* [The task] Provide an exact transcription of all the records.

* [Input material]
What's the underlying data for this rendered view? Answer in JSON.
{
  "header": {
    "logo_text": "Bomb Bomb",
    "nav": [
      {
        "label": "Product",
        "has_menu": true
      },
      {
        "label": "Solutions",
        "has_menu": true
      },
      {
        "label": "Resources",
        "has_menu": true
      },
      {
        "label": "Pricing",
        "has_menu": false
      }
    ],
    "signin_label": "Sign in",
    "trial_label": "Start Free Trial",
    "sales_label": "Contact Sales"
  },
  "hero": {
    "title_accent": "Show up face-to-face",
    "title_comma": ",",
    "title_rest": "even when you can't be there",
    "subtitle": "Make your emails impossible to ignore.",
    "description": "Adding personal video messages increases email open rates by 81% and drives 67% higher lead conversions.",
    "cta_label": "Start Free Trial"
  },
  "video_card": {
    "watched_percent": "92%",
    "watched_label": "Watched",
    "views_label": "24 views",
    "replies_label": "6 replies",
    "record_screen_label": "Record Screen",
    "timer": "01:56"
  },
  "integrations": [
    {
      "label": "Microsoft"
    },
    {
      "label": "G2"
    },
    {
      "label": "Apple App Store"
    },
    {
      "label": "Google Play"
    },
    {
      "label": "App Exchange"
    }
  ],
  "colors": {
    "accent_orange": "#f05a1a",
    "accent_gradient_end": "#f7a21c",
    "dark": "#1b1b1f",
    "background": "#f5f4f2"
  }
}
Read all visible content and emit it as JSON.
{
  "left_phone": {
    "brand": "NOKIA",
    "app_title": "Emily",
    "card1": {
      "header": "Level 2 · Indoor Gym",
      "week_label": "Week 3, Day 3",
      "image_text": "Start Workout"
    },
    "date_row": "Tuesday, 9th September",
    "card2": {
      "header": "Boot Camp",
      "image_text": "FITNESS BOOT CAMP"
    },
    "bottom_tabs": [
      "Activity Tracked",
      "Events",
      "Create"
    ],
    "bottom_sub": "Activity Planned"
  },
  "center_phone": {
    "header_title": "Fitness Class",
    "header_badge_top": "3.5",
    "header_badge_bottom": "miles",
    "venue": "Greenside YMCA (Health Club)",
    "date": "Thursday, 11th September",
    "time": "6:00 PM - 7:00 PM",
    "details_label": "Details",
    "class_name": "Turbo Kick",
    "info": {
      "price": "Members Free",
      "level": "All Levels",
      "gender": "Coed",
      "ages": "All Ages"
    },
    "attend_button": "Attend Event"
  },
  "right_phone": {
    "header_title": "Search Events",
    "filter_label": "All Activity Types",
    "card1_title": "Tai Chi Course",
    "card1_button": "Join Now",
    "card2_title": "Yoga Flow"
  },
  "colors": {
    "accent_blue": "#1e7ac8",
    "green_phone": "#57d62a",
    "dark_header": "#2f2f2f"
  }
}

* [Answer to the exercise]
What's the underlying data for this rendered view? Answer in JSON.
{
  "header": {
    "logo_text": "Bomb Bomb",
    "nav": [
      {
        "label": "Product",
        "has_menu": true
      },
      {
        "label": "Solutions",
        "has_menu": true
      },
      {
        "label": "Resources",
        "has_menu": true
      },
      {
        "label": "Pricing",
        "has_menu": false
      }
    ],
    "signin_label": "Sign in",
    "trial_label": "Start Free Trial",
    "sales_label": "Contact Sales"
  },
  "hero": {
    "title_accent": "Show up face-to-face",
    "title_comma": ",",
    "title_rest": "even when you can't be there",
    "subtitle": "Make your emails impossible to ignore.",
    "description": "Adding personal video messages increases email open rates by 81% and drives 67% higher lead conversions.",
    "cta_label": "Start Free Trial"
  },
  "video_card": {
    "watched_percent": "92%",
    "watched_label": "Watched",
    "views_label": "24 views",
    "replies_label": "6 replies",
    "record_screen_label": "Record Screen",
    "timer": "01:56"
  },
  "integrations": [
    {
      "label": "Microsoft"
    },
    {
      "label": "G2"
    },
    {
      "label": "Apple App Store"
    },
    {
      "label": "Google Play"
    },
    {
      "label": "App Exchange"
    }
  ],
  "colors": {
    "accent_orange": "#f05a1a",
    "accent_gradient_end": "#f7a21c",
    "dark": "#1b1b1f",
    "background": "#f5f4f2"
  }
}
Read all visible content and emit it as JSON.
{
  "left_phone": {
    "brand": "NOKIA",
    "app_title": "Emily",
    "card1": {
      "header": "Level 2 · Indoor Gym",
      "week_label": "Week 3, Day 3",
      "image_text": "Start Workout"
    },
    "date_row": "Tuesday, 9th September",
    "card2": {
      "header": "Boot Camp",
      "image_text": "FITNESS BOOT CAMP"
    },
    "bottom_tabs": [
      "Activity Tracked",
      "Events",
      "Create"
    ],
    "bottom_sub": "Activity Planned"
  },
  "center_phone": {
    "header_title": "Fitness Class",
    "header_badge_top": "3.5",
    "header_badge_bottom": "miles",
    "venue": "Greenside YMCA (Health Club)",
    "date": "Thursday, 11th September",
    "time": "6:00 PM - 7:00 PM",
    "details_label": "Details",
    "class_name": "Turbo Kick",
    "info": {
      "price": "Members Free",
      "level": "All Levels",
      "gender": "Coed",
      "ages": "All Ages"
    },
    "attend_button": "Attend Event"
  },
  "right_phone": {
    "header_title": "Search Events",
    "filter_label": "All Activity Types",
    "card1_title": "Tai Chi Course",
    "card1_button": "Join Now",
    "card2_title": "Yoga Flow"
  },
  "colors": {
    "accent_blue": "#1e7ac8",
    "green_phone": "#57d62a",
    "dark_header": "#2f2f2f"
  }
}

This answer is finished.